▸ **What is needed**: Extract all data as written.

▸ **Task input**:
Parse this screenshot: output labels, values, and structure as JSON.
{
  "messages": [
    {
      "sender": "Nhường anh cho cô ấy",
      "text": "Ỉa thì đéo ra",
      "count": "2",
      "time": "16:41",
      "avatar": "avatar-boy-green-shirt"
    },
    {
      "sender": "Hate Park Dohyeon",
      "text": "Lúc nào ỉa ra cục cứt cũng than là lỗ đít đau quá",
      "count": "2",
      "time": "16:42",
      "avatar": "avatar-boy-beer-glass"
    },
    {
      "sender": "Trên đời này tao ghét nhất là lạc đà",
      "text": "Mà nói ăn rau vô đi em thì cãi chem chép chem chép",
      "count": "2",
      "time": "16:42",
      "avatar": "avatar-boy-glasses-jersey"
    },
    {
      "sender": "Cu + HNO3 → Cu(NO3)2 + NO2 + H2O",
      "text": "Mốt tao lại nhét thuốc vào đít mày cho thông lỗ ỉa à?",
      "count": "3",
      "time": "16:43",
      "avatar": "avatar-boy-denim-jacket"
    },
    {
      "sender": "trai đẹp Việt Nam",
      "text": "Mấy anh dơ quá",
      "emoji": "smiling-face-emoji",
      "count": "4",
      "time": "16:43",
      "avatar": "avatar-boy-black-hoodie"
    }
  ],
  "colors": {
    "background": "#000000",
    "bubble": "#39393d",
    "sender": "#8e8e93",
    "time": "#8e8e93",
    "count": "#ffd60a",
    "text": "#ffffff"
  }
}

▸ **Answer to this problem**:
Parse this screenshot: output labels, values, and structure as JSON.
{
  "messages": [
    {
      "sender": "Nhường anh cho cô ấy",
      "text": "Ỉa thì đéo ra",
      "count": "2",
      "time": "16:41",
      "avatar": "avatar-boy-green-shirt"
    },
    {
      "sender": "Hate Park Dohyeon",
      "text": "Lúc nào ỉa ra cục cứt cũng than là lỗ đít đau quá",
      "count": "2",
      "time": "16:42",
      "avatar": "avatar-boy-beer-glass"
    },
    {
      "sender": "Trên đời này tao ghét nhất là lạc đà",
      "text": "Mà nói ăn rau vô đi em thì cãi chem chép chem chép",
      "count": "2",
      "time": "16:42",
      "avatar": "avatar-boy-glasses-jersey"
    },
    {
      "sender": "Cu + HNO3 → Cu(NO3)2 + NO2 + H2O",
      "text": "Mốt tao lại nhét thuốc vào đít mày cho thông lỗ ỉa à?",
      "count": "3",
      "time": "16:43",
      "avatar": "avatar-boy-denim-jacket"
    },
    {
      "sender": "trai đẹp Việt Nam",
      "text": "Mấy anh dơ quá",
      "emoji": "smiling-face-emoji",
      "count": "4",
      "time": "16:43",
      "avatar": "avatar-boy-black-hoodie"
    }
  ],
  "colors": {
    "background": "#000000",
    "bubble": "#39393d",
    "sender": "#8e8e93",
    "time": "#8e8e93",
    "count": "#ffd60a",
    "text": "#ffffff"
  }
}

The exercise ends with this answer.